EXERCISE GOAL: Please copy all the lines that follow, word for word.

DATA FOR PROCESSING:

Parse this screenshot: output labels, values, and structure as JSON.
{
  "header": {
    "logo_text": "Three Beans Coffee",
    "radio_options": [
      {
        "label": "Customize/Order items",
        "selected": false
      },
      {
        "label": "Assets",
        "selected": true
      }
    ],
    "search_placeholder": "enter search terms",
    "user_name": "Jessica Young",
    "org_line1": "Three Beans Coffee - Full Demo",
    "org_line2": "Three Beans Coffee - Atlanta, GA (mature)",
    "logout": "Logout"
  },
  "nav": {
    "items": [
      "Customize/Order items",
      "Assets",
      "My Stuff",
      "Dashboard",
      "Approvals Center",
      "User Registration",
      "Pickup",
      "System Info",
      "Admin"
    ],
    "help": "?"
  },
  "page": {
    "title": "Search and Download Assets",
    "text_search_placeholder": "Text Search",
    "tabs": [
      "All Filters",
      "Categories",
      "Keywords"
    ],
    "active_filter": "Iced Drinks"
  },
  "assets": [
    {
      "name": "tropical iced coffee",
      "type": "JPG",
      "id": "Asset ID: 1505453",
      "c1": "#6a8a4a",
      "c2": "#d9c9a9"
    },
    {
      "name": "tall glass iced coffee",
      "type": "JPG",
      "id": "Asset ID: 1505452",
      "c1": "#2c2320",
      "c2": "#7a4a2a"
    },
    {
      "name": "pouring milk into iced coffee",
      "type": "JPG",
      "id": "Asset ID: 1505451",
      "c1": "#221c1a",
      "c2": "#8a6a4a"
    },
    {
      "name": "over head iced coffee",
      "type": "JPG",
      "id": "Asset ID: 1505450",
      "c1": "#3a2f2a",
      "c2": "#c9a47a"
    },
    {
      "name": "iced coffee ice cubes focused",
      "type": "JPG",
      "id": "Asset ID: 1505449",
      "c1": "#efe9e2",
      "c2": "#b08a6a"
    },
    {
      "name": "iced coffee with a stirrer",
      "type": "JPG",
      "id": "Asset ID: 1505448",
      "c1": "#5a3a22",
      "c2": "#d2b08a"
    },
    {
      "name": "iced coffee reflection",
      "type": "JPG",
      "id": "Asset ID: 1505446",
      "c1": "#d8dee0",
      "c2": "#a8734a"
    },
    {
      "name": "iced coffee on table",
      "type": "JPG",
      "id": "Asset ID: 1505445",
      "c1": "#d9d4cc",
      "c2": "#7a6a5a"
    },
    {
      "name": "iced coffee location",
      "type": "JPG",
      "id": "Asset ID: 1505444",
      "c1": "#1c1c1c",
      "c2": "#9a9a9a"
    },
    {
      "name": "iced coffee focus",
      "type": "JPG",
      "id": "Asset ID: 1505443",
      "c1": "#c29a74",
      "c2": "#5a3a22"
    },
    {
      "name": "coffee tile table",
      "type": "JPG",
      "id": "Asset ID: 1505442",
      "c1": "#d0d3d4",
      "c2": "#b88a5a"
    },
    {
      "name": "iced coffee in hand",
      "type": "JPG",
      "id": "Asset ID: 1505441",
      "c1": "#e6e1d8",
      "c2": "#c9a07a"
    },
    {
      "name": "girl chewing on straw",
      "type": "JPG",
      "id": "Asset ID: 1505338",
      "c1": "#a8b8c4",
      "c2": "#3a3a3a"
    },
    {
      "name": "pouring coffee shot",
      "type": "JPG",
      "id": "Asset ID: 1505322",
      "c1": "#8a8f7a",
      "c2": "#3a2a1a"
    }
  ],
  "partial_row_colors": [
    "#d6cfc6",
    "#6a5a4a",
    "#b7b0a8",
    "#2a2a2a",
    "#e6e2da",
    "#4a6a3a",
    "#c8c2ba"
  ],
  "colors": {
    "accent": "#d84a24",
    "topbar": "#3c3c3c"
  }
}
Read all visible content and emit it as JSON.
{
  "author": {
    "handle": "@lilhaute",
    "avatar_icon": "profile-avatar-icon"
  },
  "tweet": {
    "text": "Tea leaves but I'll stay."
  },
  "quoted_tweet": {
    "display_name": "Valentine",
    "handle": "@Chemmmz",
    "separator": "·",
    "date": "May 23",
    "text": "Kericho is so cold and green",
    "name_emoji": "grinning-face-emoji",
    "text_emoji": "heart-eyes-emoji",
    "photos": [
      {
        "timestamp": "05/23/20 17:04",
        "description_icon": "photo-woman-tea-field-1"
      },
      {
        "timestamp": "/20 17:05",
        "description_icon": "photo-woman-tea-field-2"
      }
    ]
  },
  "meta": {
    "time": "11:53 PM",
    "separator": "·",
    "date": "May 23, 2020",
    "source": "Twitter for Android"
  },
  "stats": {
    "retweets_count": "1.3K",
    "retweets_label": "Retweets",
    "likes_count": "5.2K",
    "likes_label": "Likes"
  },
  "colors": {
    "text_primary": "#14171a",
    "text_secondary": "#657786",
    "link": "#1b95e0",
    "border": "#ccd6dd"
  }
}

ANSWER TO THE PROBLEM:
Parse this screenshot: output labels, values, and structure as JSON.
{
  "header": {
    "logo_text": "Three Beans Coffee",
    "radio_options": [
      {
        "label": "Customize/Order items",
        "selected": false
      },
      {
        "label": "Assets",
        "selected": true
      }
    ],
    "search_placeholder": "enter search terms",
    "user_name": "Jessica Young",
    "org_line1": "Three Beans Coffee - Full Demo",
    "org_line2": "Three Beans Coffee - Atlanta, GA (mature)",
    "logout": "Logout"
  },
  "nav": {
    "items": [
      "Customize/Order items",
      "Assets",
      "My Stuff",
      "Dashboard",
      "Approvals Center",
      "User Registration",
      "Pickup",
      "System Info",
      "Admin"
    ],
    "help": "?"
  },
  "page": {
    "title": "Search and Download Assets",
    "text_search_placeholder": "Text Search",
    "tabs": [
      "All Filters",
      "Categories",
      "Keywords"
    ],
    "active_filter": "Iced Drinks"
  },
  "assets": [
    {
      "name": "tropical iced coffee",
      "type": "JPG",
      "id": "Asset ID: 1505453",
      "c1": "#6a8a4a",
      "c2": "#d9c9a9"
    },
    {
      "name": "tall glass iced coffee",
      "type": "JPG",
      "id": "Asset ID: 1505452",
      "c1": "#2c2320",
      "c2": "#7a4a2a"
    },
    {
      "name": "pouring milk into iced coffee",
      "type": "JPG",
      "id": "Asset ID: 1505451",
      "c1": "#221c1a",
      "c2": "#8a6a4a"
    },
    {
      "name": "over head iced coffee",
      "type": "JPG",
      "id": "Asset ID: 1505450",
      "c1": "#3a2f2a",
      "c2": "#c9a47a"
    },
    {
      "name": "iced coffee ice cubes focused",
      "type": "JPG",
      "id": "Asset ID: 1505449",
      "c1": "#efe9e2",
      "c2": "#b08a6a"
    },
    {
      "name": "iced coffee with a stirrer",
      "type": "JPG",
      "id": "Asset ID: 1505448",
      "c1": "#5a3a22",
      "c2": "#d2b08a"
    },
    {
      "name": "iced coffee reflection",
      "type": "JPG",
      "id": "Asset ID: 1505446",
      "c1": "#d8dee0",
      "c2": "#a8734a"
    },
    {
      "name": "iced coffee on table",
      "type": "JPG",
      "id": "Asset ID: 1505445",
      "c1": "#d9d4cc",
      "c2": "#7a6a5a"
    },
    {
      "name": "iced coffee location",
      "type": "JPG",
      "id": "Asset ID: 1505444",
      "c1": "#1c1c1c",
      "c2": "#9a9a9a"
    },
    {
      "name": "iced coffee focus",
      "type": "JPG",
      "id": "Asset ID: 1505443",
      "c1": "#c29a74",
      "c2": "#5a3a22"
    },
    {
      "name": "coffee tile table",
      "type": "JPG",
      "id": "Asset ID: 1505442",
      "c1": "#d0d3d4",
      "c2": "#b88a5a"
    },
    {
      "name": "iced coffee in hand",
      "type": "JPG",
      "id": "Asset ID: 1505441",
      "c1": "#e6e1d8",
      "c2": "#c9a07a"
    },
    {
      "name": "girl chewing on straw",
      "type": "JPG",
      "id": "Asset ID: 1505338",
      "c1": "#a8b8c4",
      "c2": "#3a3a3a"
    },
    {
      "name": "pouring coffee shot",
      "type": "JPG",
      "id": "Asset ID: 1505322",
      "c1": "#8a8f7a",
      "c2": "#3a2a1a"
    }
  ],
  "partial_row_colors": [
    "#d6cfc6",
    "#6a5a4a",
    "#b7b0a8",
    "#2a2a2a",
    "#e6e2da",
    "#4a6a3a",
    "#c8c2ba"
  ],
  "colors": {
    "accent": "#d84a24",
    "topbar": "#3c3c3c"
  }
}
Read all visible content and emit it as JSON.
{
  "author": {
    "handle": "@lilhaute",
    "avatar_icon": "profile-avatar-icon"
  },
  "tweet": {
    "text": "Tea leaves but I'll stay."
  },
  "quoted_tweet": {
    "display_name": "Valentine",
    "handle": "@Chemmmz",
    "separator": "·",
    "date": "May 23",
    "text": "Kericho is so cold and green",
    "name_emoji": "grinning-face-emoji",
    "text_emoji": "heart-eyes-emoji",
    "photos": [
      {
        "timestamp": "05/23/20 17:04",
        "description_icon": "photo-woman-tea-field-1"
      },
      {
        "timestamp": "/20 17:05",
        "description_icon": "photo-woman-tea-field-2"
      }
    ]
  },
  "meta": {
    "time": "11:53 PM",
    "separator": "·",
    "date": "May 23, 2020",
    "source": "Twitter for Android"
  },
  "stats": {
    "retweets_count": "1.3K",
    "retweets_label": "Retweets",
    "likes_count": "5.2K",
    "likes_label": "Likes"
  },
  "colors": {
    "text_primary": "#14171a",
    "text_secondary": "#657786",
    "link": "#1b95e0",
    "border": "#ccd6dd"
  }
}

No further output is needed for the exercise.